__WRITTEN EXERCISE__: Each line that holds the word "deux" counts once; report the total and nothing else.

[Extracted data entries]
● ● ●

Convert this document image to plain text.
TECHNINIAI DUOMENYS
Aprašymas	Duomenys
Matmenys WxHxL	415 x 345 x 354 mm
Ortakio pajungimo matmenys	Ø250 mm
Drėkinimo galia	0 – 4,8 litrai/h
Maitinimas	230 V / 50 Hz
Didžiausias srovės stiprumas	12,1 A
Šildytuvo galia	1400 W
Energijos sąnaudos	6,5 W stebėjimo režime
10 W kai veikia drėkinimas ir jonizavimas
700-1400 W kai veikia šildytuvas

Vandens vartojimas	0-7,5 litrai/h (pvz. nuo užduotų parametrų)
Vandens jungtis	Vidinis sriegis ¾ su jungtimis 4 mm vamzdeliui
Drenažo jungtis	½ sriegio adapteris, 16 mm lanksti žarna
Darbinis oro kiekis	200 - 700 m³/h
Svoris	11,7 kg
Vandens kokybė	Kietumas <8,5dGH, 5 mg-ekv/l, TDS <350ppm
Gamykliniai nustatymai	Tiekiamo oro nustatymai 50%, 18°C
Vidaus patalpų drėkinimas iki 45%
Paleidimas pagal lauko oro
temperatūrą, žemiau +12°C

● ● ●

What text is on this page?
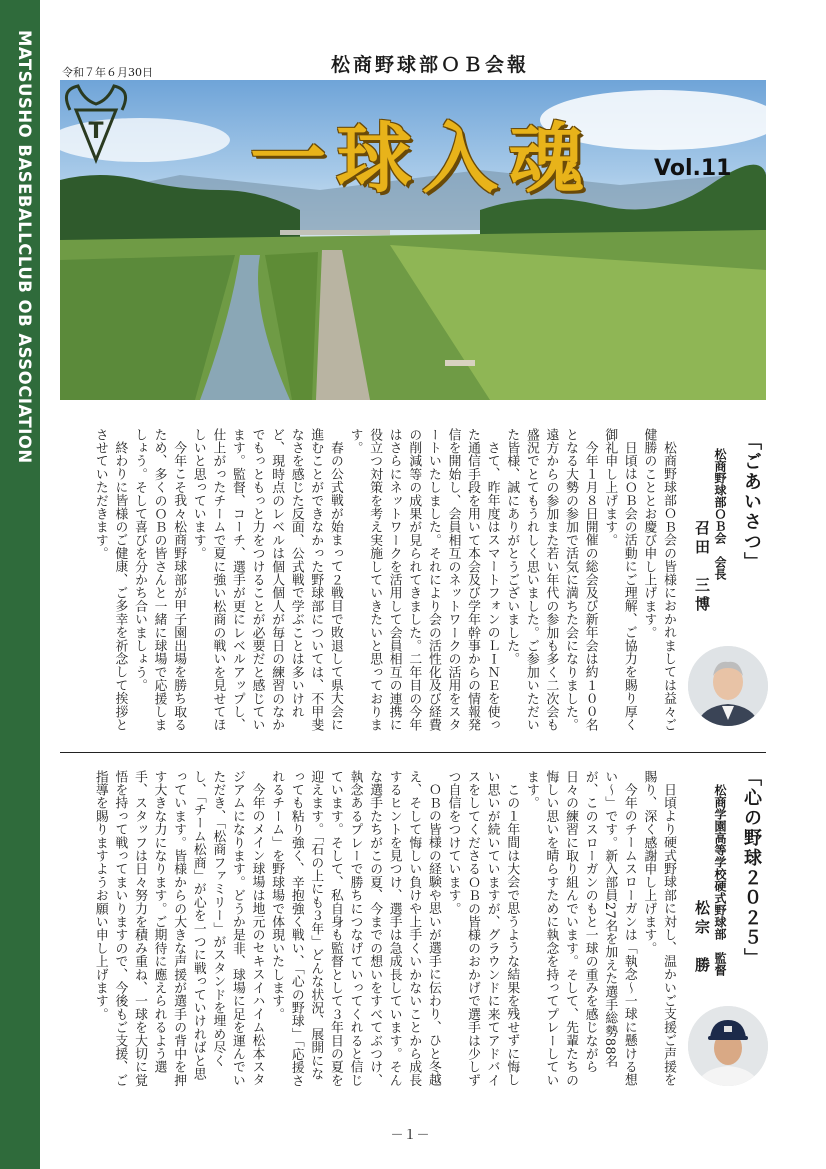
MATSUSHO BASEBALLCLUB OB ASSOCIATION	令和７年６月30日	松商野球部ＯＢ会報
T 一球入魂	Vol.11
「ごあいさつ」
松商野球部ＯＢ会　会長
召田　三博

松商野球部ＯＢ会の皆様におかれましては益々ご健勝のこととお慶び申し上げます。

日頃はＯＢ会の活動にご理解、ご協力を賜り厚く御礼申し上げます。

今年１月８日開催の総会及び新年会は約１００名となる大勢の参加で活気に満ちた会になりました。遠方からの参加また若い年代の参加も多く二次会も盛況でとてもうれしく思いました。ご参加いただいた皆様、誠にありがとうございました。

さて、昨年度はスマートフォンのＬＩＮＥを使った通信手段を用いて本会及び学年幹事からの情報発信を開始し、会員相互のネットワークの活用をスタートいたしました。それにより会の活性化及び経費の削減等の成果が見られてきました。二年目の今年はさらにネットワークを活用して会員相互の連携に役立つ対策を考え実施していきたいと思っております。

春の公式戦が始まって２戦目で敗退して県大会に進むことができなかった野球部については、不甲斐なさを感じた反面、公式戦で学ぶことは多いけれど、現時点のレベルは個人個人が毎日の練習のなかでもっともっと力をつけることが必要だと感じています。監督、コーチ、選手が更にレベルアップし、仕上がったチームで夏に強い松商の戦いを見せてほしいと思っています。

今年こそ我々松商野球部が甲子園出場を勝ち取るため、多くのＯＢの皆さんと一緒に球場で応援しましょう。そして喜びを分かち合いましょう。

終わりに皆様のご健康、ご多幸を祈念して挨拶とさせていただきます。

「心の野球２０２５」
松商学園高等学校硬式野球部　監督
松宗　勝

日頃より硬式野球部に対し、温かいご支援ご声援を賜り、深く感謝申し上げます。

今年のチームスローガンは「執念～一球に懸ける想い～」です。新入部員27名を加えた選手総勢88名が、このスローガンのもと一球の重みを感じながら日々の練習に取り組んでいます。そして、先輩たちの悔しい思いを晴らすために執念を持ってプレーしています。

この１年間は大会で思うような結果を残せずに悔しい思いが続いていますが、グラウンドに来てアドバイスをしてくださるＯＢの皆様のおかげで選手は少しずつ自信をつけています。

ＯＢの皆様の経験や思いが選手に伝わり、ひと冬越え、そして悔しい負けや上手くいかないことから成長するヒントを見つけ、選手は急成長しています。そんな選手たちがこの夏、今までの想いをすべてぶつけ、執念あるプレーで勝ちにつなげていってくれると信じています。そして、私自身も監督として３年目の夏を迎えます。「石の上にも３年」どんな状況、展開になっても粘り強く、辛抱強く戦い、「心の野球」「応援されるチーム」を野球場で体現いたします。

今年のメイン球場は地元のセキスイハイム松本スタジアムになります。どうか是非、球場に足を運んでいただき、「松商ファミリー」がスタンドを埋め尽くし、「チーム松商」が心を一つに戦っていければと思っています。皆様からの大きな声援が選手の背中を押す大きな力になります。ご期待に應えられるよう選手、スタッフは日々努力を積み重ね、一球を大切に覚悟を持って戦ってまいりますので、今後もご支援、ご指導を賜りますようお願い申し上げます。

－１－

● ● ●

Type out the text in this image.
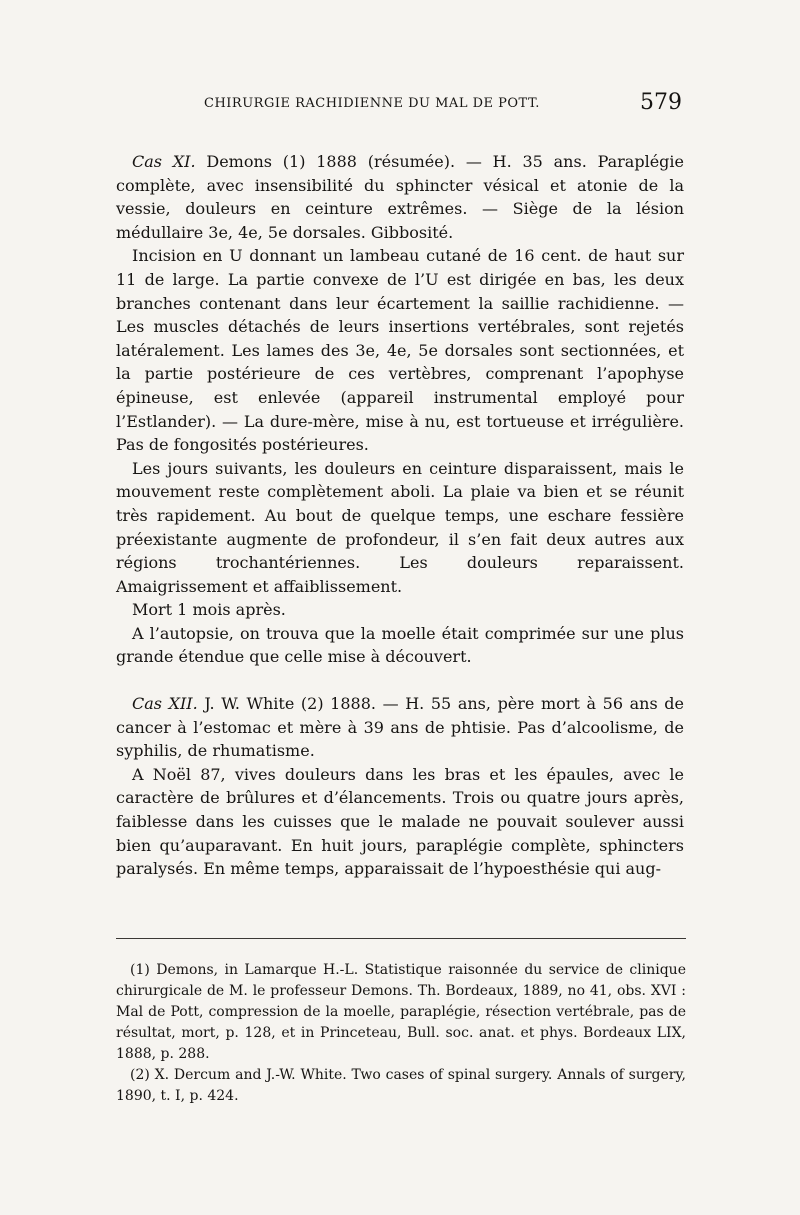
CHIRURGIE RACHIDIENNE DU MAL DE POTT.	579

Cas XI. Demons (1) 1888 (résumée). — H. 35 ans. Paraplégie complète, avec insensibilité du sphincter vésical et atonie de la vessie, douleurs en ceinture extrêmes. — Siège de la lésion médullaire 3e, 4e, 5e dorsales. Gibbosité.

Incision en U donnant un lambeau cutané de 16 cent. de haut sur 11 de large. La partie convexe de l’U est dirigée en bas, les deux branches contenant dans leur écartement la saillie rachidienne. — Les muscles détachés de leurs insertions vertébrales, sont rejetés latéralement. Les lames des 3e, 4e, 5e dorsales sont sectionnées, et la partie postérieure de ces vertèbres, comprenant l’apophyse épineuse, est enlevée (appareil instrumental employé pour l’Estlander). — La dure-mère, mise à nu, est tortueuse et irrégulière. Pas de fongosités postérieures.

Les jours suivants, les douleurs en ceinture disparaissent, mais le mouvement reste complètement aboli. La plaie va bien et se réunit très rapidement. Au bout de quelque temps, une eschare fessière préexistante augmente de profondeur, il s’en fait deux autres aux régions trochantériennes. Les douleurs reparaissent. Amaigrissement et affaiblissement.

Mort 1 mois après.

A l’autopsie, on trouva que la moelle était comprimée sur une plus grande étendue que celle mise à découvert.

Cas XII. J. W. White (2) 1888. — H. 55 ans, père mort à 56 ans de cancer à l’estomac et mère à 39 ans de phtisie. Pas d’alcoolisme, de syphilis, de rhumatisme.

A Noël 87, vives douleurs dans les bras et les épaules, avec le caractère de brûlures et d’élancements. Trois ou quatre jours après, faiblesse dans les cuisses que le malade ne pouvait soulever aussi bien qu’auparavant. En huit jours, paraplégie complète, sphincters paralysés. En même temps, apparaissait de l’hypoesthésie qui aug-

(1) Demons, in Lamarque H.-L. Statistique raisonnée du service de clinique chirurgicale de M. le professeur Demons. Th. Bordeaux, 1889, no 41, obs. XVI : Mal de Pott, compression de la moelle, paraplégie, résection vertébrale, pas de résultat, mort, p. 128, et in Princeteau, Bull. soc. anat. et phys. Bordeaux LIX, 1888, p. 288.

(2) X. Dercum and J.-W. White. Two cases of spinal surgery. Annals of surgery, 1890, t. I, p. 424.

● ● ●

__THE SOLUTION__: 2